_RECORDS FOR THIS TASK_
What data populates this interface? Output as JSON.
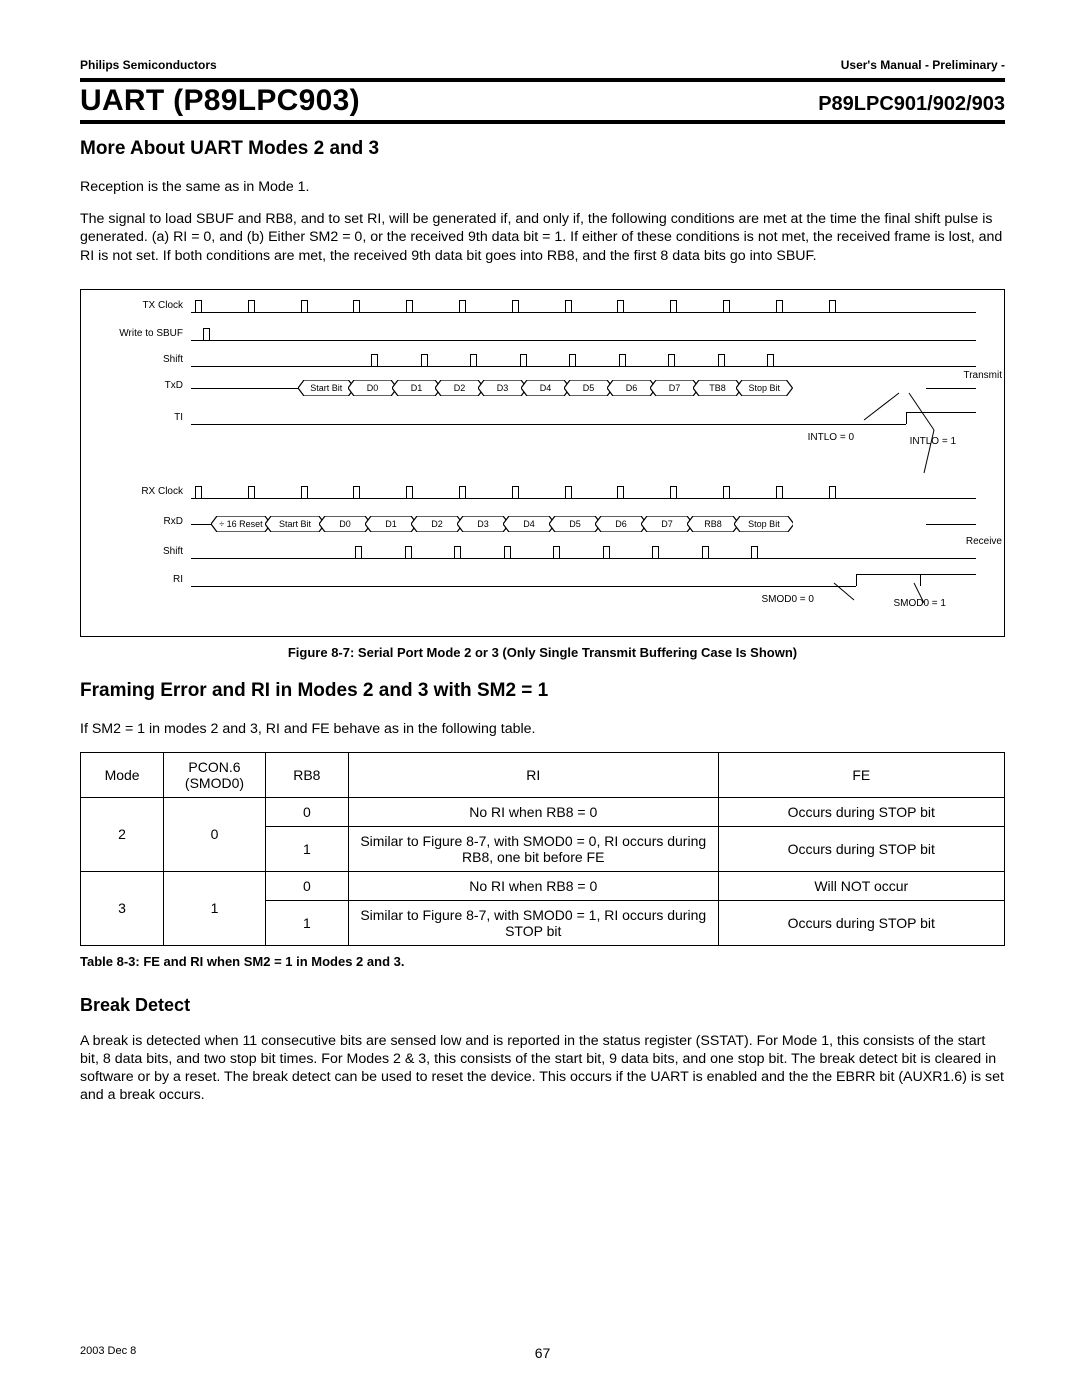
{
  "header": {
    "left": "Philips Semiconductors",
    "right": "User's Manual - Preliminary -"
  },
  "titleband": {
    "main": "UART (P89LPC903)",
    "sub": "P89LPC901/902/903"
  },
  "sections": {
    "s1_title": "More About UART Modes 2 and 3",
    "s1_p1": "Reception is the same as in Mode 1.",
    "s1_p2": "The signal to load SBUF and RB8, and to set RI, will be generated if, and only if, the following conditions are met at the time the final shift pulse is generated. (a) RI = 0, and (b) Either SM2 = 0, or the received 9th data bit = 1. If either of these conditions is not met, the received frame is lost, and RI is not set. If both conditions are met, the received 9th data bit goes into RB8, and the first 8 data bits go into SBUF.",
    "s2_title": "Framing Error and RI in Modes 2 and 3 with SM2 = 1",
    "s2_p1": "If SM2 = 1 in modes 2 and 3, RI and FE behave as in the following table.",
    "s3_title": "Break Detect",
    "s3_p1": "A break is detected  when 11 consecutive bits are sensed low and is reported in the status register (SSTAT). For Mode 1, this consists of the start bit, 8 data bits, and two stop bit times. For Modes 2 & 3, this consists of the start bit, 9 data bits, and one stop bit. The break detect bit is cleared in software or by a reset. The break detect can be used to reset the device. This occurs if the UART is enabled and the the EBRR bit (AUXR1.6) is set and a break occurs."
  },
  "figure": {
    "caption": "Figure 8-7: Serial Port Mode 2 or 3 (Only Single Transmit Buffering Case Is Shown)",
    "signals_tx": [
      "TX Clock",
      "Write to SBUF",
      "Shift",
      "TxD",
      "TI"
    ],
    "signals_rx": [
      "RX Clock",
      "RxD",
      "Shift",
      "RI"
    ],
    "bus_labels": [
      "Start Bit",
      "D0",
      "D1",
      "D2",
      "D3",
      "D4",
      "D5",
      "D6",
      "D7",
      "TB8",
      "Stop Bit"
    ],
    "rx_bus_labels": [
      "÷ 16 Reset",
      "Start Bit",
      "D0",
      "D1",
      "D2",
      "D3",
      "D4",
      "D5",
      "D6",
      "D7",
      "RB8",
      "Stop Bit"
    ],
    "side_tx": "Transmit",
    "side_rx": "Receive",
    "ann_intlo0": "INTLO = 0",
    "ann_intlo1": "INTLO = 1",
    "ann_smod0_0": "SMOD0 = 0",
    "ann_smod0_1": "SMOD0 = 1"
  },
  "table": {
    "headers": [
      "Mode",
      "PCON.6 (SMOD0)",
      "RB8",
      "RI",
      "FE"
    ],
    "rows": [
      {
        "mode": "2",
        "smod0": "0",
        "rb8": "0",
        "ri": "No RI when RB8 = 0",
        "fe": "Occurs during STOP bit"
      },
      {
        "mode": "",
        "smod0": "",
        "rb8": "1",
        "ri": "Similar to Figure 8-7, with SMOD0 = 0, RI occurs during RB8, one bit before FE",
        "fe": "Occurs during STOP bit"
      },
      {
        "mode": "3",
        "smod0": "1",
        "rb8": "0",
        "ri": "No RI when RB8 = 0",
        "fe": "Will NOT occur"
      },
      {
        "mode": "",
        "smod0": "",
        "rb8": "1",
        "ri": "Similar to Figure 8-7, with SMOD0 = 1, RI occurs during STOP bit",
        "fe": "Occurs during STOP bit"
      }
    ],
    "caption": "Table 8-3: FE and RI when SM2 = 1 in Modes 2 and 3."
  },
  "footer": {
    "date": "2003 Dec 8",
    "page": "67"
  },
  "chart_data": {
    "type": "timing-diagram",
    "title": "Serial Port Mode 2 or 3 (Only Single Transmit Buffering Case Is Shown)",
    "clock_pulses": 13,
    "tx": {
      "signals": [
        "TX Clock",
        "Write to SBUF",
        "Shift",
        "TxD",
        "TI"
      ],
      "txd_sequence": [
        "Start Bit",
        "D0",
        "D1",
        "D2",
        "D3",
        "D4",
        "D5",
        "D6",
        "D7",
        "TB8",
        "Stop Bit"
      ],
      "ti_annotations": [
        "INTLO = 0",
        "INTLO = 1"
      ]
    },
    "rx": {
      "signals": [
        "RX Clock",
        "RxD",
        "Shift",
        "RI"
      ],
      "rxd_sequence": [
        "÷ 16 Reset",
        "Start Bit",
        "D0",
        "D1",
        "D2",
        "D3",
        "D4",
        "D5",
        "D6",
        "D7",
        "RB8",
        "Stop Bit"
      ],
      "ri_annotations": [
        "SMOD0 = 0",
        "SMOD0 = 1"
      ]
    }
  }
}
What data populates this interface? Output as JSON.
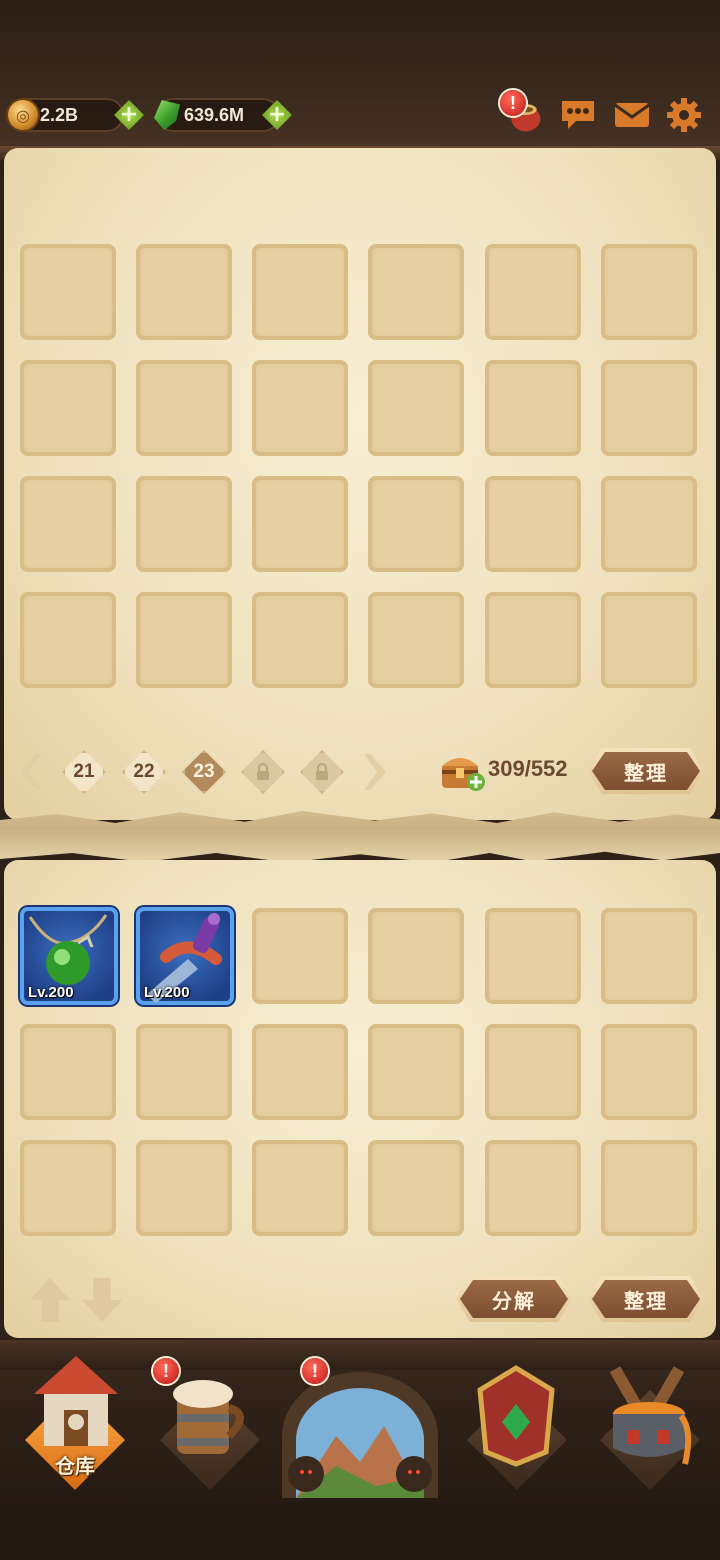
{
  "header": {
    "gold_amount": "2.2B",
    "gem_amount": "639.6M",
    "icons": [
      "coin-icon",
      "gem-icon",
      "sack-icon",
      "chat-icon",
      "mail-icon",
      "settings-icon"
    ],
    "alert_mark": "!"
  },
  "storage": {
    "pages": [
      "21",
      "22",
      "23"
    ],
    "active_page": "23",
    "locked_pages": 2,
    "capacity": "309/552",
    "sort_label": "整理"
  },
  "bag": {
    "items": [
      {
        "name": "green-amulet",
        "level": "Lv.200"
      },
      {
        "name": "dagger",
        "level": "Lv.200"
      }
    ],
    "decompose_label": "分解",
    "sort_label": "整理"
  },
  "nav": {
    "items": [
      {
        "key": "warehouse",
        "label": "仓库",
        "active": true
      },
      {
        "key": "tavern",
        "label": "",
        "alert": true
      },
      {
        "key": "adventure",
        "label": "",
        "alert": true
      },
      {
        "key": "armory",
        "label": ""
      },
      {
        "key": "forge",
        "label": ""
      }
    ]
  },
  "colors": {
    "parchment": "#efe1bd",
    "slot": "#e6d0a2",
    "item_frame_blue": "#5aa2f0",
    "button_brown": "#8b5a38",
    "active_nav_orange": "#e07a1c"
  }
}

_PROBLEM STATEMENT_
Identify every line holding the word "Single" and copy it out.

_ANSWER TO THE PROBLEM_
    "caption": "Figure 8-7: Serial Port Mode 2 or 3 (Only Single Transmit Buffering Case Is Shown)",
    "title": "Serial Port Mode 2 or 3 (Only Single Transmit Buffering Case Is Shown)",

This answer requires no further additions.